Request
Give all of the lines again, with nothing added or dropped.

Provided records
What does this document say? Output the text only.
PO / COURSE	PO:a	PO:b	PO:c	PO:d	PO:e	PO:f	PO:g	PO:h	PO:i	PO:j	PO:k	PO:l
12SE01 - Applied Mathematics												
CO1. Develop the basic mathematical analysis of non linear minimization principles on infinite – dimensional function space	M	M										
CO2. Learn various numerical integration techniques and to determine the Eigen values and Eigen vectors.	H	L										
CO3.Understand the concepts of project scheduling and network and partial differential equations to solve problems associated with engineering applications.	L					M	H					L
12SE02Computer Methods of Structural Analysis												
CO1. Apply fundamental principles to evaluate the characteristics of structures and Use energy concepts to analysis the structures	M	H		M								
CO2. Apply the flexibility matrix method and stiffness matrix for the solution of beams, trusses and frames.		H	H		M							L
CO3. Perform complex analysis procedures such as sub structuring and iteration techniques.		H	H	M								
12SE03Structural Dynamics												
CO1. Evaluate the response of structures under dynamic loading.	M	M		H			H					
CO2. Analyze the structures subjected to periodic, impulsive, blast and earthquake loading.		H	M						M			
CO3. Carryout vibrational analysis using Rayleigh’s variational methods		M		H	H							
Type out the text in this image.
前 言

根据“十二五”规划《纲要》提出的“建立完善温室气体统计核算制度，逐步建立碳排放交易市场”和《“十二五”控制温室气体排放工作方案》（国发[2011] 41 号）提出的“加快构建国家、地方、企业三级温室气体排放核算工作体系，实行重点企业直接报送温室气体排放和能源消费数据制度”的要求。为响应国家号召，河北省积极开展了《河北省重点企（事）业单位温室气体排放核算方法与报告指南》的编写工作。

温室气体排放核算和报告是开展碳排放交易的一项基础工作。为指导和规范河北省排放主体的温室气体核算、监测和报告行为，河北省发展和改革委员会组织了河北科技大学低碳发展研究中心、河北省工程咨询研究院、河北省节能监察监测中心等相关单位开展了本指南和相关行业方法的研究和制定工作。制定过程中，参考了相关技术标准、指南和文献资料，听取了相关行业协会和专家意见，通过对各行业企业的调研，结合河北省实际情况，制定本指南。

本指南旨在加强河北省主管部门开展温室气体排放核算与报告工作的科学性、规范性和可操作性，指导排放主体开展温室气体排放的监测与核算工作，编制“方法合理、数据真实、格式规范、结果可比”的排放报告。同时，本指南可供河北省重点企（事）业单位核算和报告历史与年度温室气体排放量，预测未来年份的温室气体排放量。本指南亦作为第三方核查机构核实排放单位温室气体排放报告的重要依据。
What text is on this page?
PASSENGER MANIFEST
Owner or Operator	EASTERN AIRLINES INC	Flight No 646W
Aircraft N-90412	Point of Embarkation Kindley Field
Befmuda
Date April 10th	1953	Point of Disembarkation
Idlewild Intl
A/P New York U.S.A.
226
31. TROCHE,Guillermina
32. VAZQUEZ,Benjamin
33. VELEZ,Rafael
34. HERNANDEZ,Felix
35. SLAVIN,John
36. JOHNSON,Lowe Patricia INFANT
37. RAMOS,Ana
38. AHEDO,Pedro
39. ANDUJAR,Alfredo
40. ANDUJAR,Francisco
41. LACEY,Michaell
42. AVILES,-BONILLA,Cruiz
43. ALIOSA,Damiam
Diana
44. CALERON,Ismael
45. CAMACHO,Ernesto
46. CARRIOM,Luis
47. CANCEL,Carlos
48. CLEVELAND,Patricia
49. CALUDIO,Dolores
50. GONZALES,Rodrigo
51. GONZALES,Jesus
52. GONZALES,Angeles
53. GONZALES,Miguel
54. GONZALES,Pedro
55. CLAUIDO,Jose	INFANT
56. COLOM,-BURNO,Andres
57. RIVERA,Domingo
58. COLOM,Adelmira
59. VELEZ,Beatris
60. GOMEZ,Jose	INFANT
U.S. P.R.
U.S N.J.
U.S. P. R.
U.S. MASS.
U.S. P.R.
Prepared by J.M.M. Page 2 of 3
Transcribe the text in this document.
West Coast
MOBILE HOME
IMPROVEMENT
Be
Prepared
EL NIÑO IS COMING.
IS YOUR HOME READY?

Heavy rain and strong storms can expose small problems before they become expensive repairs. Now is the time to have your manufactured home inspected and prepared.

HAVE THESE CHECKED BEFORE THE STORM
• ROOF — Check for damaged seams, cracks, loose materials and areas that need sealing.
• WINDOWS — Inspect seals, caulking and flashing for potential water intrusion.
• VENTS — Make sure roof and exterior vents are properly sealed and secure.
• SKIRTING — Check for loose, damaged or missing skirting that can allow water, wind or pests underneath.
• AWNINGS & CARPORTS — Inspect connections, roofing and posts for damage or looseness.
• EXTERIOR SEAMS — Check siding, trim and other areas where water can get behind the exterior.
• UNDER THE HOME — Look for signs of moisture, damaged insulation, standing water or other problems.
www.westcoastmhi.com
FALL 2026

Solved problem
What does this document say? Output the text only.
PO / COURSE	PO:a	PO:b	PO:c	PO:d	PO:e	PO:f	PO:g	PO:h	PO:i	PO:j	PO:k	PO:l
12SE01 - Applied Mathematics												
CO1. Develop the basic mathematical analysis of non linear minimization principles on infinite – dimensional function space	M	M										
CO2. Learn various numerical integration techniques and to determine the Eigen values and Eigen vectors.	H	L										
CO3.Understand the concepts of project scheduling and network and partial differential equations to solve problems associated with engineering applications.	L					M	H					L
12SE02Computer Methods of Structural Analysis												
CO1. Apply fundamental principles to evaluate the characteristics of structures and Use energy concepts to analysis the structures	M	H		M								
CO2. Apply the flexibility matrix method and stiffness matrix for the solution of beams, trusses and frames.		H	H		M							L
CO3. Perform complex analysis procedures such as sub structuring and iteration techniques.		H	H	M								
12SE03Structural Dynamics												
CO1. Evaluate the response of structures under dynamic loading.	M	M		H			H					
CO2. Analyze the structures subjected to periodic, impulsive, blast and earthquake loading.		H	M						M			
CO3. Carryout vibrational analysis using Rayleigh’s variational methods		M		H	H							
Type out the text in this image.
前 言

根据“十二五”规划《纲要》提出的“建立完善温室气体统计核算制度，逐步建立碳排放交易市场”和《“十二五”控制温室气体排放工作方案》（国发[2011] 41 号）提出的“加快构建国家、地方、企业三级温室气体排放核算工作体系，实行重点企业直接报送温室气体排放和能源消费数据制度”的要求。为响应国家号召，河北省积极开展了《河北省重点企（事）业单位温室气体排放核算方法与报告指南》的编写工作。

温室气体排放核算和报告是开展碳排放交易的一项基础工作。为指导和规范河北省排放主体的温室气体核算、监测和报告行为，河北省发展和改革委员会组织了河北科技大学低碳发展研究中心、河北省工程咨询研究院、河北省节能监察监测中心等相关单位开展了本指南和相关行业方法的研究和制定工作。制定过程中，参考了相关技术标准、指南和文献资料，听取了相关行业协会和专家意见，通过对各行业企业的调研，结合河北省实际情况，制定本指南。

本指南旨在加强河北省主管部门开展温室气体排放核算与报告工作的科学性、规范性和可操作性，指导排放主体开展温室气体排放的监测与核算工作，编制“方法合理、数据真实、格式规范、结果可比”的排放报告。同时，本指南可供河北省重点企（事）业单位核算和报告历史与年度温室气体排放量，预测未来年份的温室气体排放量。本指南亦作为第三方核查机构核实排放单位温室气体排放报告的重要依据。
What text is on this page?
PASSENGER MANIFEST
Owner or Operator	EASTERN AIRLINES INC	Flight No 646W
Aircraft N-90412	Point of Embarkation Kindley Field
Befmuda
Date April 10th	1953	Point of Disembarkation
Idlewild Intl
A/P New York U.S.A.
226
31. TROCHE,Guillermina
32. VAZQUEZ,Benjamin
33. VELEZ,Rafael
34. HERNANDEZ,Felix
35. SLAVIN,John
36. JOHNSON,Lowe Patricia INFANT
37. RAMOS,Ana
38. AHEDO,Pedro
39. ANDUJAR,Alfredo
40. ANDUJAR,Francisco
41. LACEY,Michaell
42. AVILES,-BONILLA,Cruiz
43. ALIOSA,Damiam
Diana
44. CALERON,Ismael
45. CAMACHO,Ernesto
46. CARRIOM,Luis
47. CANCEL,Carlos
48. CLEVELAND,Patricia
49. CALUDIO,Dolores
50. GONZALES,Rodrigo
51. GONZALES,Jesus
52. GONZALES,Angeles
53. GONZALES,Miguel
54. GONZALES,Pedro
55. CLAUIDO,Jose	INFANT
56. COLOM,-BURNO,Andres
57. RIVERA,Domingo
58. COLOM,Adelmira
59. VELEZ,Beatris
60. GOMEZ,Jose	INFANT
U.S. P.R.
U.S N.J.
U.S. P. R.
U.S. MASS.
U.S. P.R.
Prepared by J.M.M. Page 2 of 3
Transcribe the text in this document.
West Coast
MOBILE HOME
IMPROVEMENT
Be
Prepared
EL NIÑO IS COMING.
IS YOUR HOME READY?

Heavy rain and strong storms can expose small problems before they become expensive repairs. Now is the time to have your manufactured home inspected and prepared.

HAVE THESE CHECKED BEFORE THE STORM
• ROOF — Check for damaged seams, cracks, loose materials and areas that need sealing.
• WINDOWS — Inspect seals, caulking and flashing for potential water intrusion.
• VENTS — Make sure roof and exterior vents are properly sealed and secure.
• SKIRTING — Check for loose, damaged or missing skirting that can allow water, wind or pests underneath.
• AWNINGS & CARPORTS — Inspect connections, roofing and posts for damage or looseness.
• EXTERIOR SEAMS — Check siding, trim and other areas where water can get behind the exterior.
• UNDER THE HOME — Look for signs of moisture, damaged insulation, standing water or other problems.
www.westcoastmhi.com
FALL 2026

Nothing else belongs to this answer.